[Dataset items]
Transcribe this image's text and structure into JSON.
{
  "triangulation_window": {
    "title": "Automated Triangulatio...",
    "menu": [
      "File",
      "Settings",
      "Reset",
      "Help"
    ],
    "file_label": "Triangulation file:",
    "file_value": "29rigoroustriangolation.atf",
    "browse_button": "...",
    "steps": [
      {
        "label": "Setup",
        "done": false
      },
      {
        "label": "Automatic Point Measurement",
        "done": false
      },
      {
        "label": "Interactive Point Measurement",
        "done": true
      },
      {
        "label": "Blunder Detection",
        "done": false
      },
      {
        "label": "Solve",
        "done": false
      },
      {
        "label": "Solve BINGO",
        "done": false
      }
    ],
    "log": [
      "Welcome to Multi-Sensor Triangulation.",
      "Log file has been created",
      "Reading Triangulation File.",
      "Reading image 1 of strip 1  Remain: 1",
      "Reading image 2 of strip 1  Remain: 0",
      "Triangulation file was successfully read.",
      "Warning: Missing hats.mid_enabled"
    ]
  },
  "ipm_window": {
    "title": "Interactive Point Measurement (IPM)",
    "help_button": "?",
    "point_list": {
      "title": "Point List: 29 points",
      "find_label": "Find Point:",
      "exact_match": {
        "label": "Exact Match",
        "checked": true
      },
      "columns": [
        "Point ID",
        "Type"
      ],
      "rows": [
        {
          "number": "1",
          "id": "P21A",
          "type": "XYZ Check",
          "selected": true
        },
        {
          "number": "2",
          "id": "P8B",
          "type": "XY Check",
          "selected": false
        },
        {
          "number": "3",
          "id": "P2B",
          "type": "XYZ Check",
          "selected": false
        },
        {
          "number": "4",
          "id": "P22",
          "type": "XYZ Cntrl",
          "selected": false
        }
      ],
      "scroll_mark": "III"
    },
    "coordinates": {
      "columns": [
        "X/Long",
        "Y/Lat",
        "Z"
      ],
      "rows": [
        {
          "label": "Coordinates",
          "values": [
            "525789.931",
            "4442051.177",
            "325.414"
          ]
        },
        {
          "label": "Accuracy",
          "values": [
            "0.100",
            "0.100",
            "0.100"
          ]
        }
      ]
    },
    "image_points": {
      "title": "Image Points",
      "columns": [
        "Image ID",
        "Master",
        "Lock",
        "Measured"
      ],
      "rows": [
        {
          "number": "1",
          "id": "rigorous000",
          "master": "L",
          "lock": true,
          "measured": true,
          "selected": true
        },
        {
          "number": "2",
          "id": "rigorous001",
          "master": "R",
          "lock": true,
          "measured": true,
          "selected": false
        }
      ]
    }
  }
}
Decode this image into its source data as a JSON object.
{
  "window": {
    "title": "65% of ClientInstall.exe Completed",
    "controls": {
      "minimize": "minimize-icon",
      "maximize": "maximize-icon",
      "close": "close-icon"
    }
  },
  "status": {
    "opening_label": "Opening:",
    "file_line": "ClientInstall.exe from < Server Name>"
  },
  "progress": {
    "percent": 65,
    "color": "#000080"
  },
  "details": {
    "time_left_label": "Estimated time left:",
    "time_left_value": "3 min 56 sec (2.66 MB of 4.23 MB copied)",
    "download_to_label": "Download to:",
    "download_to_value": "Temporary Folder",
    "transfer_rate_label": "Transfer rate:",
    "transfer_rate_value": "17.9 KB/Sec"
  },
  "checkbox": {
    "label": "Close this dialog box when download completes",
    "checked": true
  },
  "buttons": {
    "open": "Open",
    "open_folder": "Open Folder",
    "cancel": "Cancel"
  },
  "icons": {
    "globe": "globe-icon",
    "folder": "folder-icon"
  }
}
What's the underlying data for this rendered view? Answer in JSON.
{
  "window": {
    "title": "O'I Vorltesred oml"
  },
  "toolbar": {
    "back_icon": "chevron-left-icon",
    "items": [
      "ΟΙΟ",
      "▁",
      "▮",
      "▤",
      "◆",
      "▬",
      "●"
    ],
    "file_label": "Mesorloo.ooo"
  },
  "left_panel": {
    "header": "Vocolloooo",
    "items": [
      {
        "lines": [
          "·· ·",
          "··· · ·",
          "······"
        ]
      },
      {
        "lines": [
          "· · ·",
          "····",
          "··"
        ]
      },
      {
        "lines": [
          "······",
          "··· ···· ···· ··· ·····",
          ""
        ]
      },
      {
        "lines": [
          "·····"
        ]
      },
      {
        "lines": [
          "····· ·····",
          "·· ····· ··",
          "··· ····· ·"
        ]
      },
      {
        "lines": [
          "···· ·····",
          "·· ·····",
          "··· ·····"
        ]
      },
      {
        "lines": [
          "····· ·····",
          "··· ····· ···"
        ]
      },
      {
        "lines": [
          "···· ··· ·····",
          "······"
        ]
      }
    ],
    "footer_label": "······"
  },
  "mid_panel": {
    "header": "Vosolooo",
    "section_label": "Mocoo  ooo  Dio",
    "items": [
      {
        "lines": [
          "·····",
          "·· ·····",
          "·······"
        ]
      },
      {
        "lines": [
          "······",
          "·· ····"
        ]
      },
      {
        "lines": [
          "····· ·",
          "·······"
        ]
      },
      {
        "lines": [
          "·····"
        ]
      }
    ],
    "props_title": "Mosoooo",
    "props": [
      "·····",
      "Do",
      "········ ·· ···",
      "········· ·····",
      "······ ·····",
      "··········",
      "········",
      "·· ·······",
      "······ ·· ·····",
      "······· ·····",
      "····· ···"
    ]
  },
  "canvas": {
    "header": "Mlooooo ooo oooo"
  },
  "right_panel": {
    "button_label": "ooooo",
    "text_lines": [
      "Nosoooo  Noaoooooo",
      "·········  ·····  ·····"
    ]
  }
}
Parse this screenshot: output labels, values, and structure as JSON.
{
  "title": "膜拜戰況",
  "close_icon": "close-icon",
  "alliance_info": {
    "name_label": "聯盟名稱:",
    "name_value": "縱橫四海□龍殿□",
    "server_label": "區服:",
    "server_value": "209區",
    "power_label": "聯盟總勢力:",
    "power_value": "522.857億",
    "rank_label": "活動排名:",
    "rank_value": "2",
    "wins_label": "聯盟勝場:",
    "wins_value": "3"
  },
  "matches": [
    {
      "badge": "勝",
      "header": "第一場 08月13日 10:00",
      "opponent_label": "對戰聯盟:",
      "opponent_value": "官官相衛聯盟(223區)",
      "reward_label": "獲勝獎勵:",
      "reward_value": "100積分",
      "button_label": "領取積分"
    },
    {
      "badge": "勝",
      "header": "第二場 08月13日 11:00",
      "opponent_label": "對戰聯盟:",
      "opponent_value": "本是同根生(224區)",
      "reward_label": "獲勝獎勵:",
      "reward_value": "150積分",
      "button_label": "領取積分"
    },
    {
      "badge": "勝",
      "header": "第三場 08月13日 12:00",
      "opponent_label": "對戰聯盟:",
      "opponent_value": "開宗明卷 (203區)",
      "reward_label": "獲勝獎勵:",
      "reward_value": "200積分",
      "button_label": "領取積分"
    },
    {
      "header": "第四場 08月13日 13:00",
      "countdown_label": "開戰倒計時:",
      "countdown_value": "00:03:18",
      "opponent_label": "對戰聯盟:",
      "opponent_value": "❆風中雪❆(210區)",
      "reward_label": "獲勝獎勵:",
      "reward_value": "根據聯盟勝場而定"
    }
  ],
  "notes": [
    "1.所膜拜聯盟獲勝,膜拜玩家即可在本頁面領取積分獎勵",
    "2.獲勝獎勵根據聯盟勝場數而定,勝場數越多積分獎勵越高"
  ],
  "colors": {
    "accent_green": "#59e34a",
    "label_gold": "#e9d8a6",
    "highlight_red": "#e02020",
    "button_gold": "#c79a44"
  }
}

[The request] The line containing "Parse this screenshot: output" marks the start; retype it and each line after it through the end of the records above, exactly.

[Solution for this task]
Parse this screenshot: output labels, values, and structure as JSON.
{
  "title": "膜拜戰況",
  "close_icon": "close-icon",
  "alliance_info": {
    "name_label": "聯盟名稱:",
    "name_value": "縱橫四海□龍殿□",
    "server_label": "區服:",
    "server_value": "209區",
    "power_label": "聯盟總勢力:",
    "power_value": "522.857億",
    "rank_label": "活動排名:",
    "rank_value": "2",
    "wins_label": "聯盟勝場:",
    "wins_value": "3"
  },
  "matches": [
    {
      "badge": "勝",
      "header": "第一場 08月13日 10:00",
      "opponent_label": "對戰聯盟:",
      "opponent_value": "官官相衛聯盟(223區)",
      "reward_label": "獲勝獎勵:",
      "reward_value": "100積分",
      "button_label": "領取積分"
    },
    {
      "badge": "勝",
      "header": "第二場 08月13日 11:00",
      "opponent_label": "對戰聯盟:",
      "opponent_value": "本是同根生(224區)",
      "reward_label": "獲勝獎勵:",
      "reward_value": "150積分",
      "button_label": "領取積分"
    },
    {
      "badge": "勝",
      "header": "第三場 08月13日 12:00",
      "opponent_label": "對戰聯盟:",
      "opponent_value": "開宗明卷 (203區)",
      "reward_label": "獲勝獎勵:",
      "reward_value": "200積分",
      "button_label": "領取積分"
    },
    {
      "header": "第四場 08月13日 13:00",
      "countdown_label": "開戰倒計時:",
      "countdown_value": "00:03:18",
      "opponent_label": "對戰聯盟:",
      "opponent_value": "❆風中雪❆(210區)",
      "reward_label": "獲勝獎勵:",
      "reward_value": "根據聯盟勝場而定"
    }
  ],
  "notes": [
    "1.所膜拜聯盟獲勝,膜拜玩家即可在本頁面領取積分獎勵",
    "2.獲勝獎勵根據聯盟勝場數而定,勝場數越多積分獎勵越高"
  ],
  "colors": {
    "accent_green": "#59e34a",
    "label_gold": "#e9d8a6",
    "highlight_red": "#e02020",
    "button_gold": "#c79a44"
  }
}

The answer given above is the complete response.